:: Your goal ::
Copy each line of the data below with the word "ylabel".
## start Exercise data
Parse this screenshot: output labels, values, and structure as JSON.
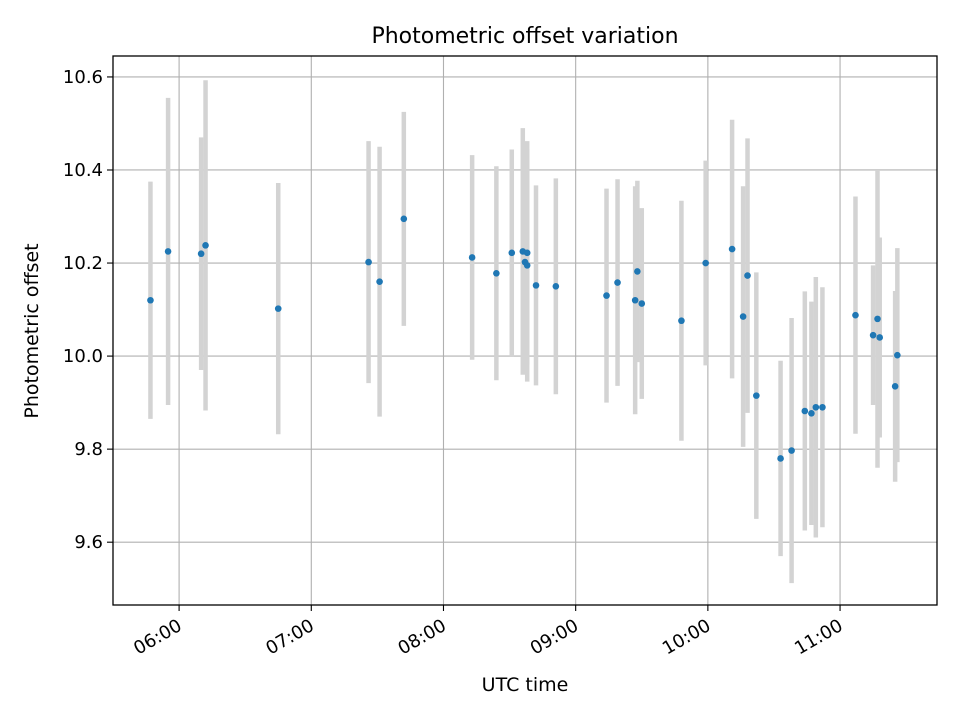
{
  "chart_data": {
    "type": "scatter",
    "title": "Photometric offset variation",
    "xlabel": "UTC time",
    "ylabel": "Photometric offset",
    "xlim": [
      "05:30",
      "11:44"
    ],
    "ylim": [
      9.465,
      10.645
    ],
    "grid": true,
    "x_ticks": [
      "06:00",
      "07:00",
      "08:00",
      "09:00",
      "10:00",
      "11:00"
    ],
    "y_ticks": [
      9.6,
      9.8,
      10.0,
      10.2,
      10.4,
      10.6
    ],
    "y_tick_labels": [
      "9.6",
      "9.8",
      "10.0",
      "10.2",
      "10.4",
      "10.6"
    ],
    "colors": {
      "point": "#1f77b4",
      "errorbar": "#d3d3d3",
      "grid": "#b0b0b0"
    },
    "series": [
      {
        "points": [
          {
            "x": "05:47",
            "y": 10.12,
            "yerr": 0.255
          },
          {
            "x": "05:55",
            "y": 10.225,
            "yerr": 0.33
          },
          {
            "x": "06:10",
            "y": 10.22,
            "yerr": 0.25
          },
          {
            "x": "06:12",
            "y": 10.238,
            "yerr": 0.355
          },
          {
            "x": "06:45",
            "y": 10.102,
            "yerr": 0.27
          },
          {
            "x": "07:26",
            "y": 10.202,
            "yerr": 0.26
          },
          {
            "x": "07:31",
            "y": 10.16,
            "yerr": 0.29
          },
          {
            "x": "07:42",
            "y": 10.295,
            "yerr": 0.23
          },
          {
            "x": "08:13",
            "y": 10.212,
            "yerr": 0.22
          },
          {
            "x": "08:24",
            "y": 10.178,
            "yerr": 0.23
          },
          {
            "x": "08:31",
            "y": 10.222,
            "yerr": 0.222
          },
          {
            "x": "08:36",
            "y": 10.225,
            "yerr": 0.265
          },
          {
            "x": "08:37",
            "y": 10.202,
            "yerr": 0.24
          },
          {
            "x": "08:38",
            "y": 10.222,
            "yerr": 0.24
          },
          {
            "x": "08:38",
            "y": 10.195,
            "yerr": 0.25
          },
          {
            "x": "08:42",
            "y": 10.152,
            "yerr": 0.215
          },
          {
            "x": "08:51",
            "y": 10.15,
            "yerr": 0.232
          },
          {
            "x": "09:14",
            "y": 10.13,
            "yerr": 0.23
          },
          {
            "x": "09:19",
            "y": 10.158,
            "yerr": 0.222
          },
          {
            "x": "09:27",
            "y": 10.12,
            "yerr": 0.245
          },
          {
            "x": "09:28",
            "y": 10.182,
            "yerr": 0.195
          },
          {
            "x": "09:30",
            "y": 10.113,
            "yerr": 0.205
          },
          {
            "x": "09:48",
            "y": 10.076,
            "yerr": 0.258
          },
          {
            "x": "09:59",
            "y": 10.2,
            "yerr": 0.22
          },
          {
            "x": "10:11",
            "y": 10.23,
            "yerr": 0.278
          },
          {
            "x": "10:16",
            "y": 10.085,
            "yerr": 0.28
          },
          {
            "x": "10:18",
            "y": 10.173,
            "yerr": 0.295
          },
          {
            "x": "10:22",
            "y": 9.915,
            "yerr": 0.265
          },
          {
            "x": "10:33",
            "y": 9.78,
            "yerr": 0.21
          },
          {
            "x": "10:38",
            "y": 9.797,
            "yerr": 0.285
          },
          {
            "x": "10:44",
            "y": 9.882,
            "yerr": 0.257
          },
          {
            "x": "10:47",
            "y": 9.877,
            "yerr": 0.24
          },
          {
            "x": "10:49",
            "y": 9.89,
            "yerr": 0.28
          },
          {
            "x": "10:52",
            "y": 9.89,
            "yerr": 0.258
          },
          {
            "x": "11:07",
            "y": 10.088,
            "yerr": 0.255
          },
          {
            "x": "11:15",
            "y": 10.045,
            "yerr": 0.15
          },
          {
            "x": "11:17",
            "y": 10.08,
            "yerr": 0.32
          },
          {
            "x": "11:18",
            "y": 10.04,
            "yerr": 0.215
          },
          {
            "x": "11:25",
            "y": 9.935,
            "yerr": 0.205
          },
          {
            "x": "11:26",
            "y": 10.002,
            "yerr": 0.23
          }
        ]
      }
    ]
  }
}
## end Exercise data
## start Exercise data
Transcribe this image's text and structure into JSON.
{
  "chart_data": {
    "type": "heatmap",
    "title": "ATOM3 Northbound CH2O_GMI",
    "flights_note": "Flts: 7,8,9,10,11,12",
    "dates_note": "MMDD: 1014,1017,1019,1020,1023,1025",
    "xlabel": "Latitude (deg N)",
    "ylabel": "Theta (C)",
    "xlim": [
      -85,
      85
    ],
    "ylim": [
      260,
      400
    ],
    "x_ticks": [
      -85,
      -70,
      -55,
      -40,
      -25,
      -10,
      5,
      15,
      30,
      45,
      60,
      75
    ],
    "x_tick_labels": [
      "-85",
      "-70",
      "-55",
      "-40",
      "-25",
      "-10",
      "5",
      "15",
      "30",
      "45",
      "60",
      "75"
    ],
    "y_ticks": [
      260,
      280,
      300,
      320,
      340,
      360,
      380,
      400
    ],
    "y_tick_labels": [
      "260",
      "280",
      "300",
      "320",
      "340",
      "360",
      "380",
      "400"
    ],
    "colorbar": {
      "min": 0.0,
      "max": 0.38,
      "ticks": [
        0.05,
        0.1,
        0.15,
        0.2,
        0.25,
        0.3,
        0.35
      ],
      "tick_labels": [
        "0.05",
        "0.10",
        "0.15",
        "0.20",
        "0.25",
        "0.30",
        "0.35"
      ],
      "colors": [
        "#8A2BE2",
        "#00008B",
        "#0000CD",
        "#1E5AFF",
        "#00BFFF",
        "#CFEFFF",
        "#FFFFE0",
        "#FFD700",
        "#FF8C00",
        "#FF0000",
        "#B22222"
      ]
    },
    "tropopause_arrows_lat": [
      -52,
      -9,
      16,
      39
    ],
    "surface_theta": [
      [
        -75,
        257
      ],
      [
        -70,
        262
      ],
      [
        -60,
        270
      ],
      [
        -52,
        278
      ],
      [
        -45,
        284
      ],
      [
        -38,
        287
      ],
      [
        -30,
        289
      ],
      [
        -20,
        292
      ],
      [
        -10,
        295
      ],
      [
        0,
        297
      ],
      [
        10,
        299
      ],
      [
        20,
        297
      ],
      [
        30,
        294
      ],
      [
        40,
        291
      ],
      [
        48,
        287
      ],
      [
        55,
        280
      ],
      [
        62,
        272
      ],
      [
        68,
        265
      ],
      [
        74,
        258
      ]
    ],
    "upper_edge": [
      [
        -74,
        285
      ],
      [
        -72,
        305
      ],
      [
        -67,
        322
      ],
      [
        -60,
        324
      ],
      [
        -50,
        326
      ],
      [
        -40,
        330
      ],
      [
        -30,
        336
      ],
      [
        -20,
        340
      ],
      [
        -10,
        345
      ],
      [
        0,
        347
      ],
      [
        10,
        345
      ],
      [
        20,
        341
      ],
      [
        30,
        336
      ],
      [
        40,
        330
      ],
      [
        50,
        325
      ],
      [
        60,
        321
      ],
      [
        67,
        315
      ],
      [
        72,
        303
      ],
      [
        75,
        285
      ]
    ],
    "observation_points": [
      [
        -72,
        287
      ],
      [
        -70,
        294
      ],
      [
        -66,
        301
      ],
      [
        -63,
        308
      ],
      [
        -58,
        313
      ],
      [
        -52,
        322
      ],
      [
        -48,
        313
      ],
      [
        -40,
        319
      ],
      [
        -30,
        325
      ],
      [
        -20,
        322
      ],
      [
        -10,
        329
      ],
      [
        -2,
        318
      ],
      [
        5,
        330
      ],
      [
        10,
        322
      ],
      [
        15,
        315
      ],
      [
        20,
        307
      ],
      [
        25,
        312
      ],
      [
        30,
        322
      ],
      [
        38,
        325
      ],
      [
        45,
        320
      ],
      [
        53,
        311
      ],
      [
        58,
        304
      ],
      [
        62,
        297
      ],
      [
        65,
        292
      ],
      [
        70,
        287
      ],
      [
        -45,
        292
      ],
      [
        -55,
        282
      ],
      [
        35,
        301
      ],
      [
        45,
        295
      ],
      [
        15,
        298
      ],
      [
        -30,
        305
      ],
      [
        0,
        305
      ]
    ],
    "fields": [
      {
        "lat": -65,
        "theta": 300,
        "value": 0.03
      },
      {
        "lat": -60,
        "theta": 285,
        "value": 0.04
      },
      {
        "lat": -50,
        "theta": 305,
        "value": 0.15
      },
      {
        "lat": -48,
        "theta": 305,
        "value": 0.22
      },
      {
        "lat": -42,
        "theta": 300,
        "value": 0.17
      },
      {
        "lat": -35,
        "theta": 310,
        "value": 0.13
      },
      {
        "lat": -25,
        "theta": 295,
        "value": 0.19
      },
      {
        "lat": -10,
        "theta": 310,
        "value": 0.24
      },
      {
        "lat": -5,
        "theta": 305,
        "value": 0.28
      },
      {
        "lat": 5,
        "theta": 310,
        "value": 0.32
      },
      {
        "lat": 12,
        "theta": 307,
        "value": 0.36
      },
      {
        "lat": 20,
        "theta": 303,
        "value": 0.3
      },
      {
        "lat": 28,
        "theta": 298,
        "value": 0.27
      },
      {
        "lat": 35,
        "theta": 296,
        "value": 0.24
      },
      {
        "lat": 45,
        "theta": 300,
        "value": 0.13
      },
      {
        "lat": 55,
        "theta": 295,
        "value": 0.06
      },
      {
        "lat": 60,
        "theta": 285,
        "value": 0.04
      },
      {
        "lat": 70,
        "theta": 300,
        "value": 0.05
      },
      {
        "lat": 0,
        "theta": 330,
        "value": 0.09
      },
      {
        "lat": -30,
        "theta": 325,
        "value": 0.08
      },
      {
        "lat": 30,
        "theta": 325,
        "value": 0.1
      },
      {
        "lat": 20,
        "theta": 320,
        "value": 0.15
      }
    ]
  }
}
## end Exercise data
:: Final result ::
    "ylabel": "Photometric offset",
    "ylabel": "Theta (C)",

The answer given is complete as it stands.